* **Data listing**
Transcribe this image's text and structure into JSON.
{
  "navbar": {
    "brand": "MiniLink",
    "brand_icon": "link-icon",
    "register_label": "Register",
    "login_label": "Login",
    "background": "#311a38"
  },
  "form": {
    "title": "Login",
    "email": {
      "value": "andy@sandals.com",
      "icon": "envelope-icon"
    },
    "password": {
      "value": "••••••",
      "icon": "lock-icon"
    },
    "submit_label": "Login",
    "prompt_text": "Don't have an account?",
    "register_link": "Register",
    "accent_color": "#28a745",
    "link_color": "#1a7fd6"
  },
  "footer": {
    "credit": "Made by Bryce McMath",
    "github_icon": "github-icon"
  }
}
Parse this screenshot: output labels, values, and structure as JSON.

* * *

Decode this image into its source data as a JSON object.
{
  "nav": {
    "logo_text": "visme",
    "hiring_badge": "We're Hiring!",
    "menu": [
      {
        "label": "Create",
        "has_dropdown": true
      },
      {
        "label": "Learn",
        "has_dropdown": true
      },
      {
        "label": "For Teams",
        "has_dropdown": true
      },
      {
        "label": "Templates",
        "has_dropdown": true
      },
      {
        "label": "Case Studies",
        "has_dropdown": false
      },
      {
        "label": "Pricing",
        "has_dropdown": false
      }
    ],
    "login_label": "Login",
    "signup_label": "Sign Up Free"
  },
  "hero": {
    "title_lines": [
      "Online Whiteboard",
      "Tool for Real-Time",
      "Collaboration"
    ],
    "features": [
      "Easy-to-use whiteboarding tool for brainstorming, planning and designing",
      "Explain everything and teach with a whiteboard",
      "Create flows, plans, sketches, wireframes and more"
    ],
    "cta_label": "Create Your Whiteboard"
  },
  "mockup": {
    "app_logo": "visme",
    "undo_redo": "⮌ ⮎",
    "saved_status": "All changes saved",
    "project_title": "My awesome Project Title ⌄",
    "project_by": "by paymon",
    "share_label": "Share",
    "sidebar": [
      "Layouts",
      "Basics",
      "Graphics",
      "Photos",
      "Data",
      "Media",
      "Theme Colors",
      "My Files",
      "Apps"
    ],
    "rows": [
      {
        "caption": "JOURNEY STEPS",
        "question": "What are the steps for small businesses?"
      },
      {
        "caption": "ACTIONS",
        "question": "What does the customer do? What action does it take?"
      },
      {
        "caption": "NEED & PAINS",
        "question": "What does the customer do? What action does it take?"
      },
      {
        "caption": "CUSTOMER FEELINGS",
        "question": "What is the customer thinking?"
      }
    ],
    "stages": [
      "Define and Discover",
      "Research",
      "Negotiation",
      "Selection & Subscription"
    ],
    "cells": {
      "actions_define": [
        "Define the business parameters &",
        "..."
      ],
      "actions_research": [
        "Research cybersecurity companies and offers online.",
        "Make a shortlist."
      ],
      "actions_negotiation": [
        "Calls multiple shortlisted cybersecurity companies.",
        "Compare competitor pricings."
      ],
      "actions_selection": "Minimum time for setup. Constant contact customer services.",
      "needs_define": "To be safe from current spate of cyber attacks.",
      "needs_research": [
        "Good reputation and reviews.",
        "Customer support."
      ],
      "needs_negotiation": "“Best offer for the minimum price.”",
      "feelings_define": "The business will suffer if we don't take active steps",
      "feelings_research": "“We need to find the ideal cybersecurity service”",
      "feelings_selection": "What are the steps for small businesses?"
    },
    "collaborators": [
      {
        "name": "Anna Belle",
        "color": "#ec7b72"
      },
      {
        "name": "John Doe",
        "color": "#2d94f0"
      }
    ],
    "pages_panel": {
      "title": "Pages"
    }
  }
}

* **Task details**
Transcribe, exactly and without additions, the lines of the records above, beginning with the line that contains "Transcribe this image's" and ending with the line that contains "Parse this screenshot: output", both included.

* **The result**
Transcribe this image's text and structure into JSON.
{
  "navbar": {
    "brand": "MiniLink",
    "brand_icon": "link-icon",
    "register_label": "Register",
    "login_label": "Login",
    "background": "#311a38"
  },
  "form": {
    "title": "Login",
    "email": {
      "value": "andy@sandals.com",
      "icon": "envelope-icon"
    },
    "password": {
      "value": "••••••",
      "icon": "lock-icon"
    },
    "submit_label": "Login",
    "prompt_text": "Don't have an account?",
    "register_link": "Register",
    "accent_color": "#28a745",
    "link_color": "#1a7fd6"
  },
  "footer": {
    "credit": "Made by Bryce McMath",
    "github_icon": "github-icon"
  }
}
Parse this screenshot: output labels, values, and structure as JSON.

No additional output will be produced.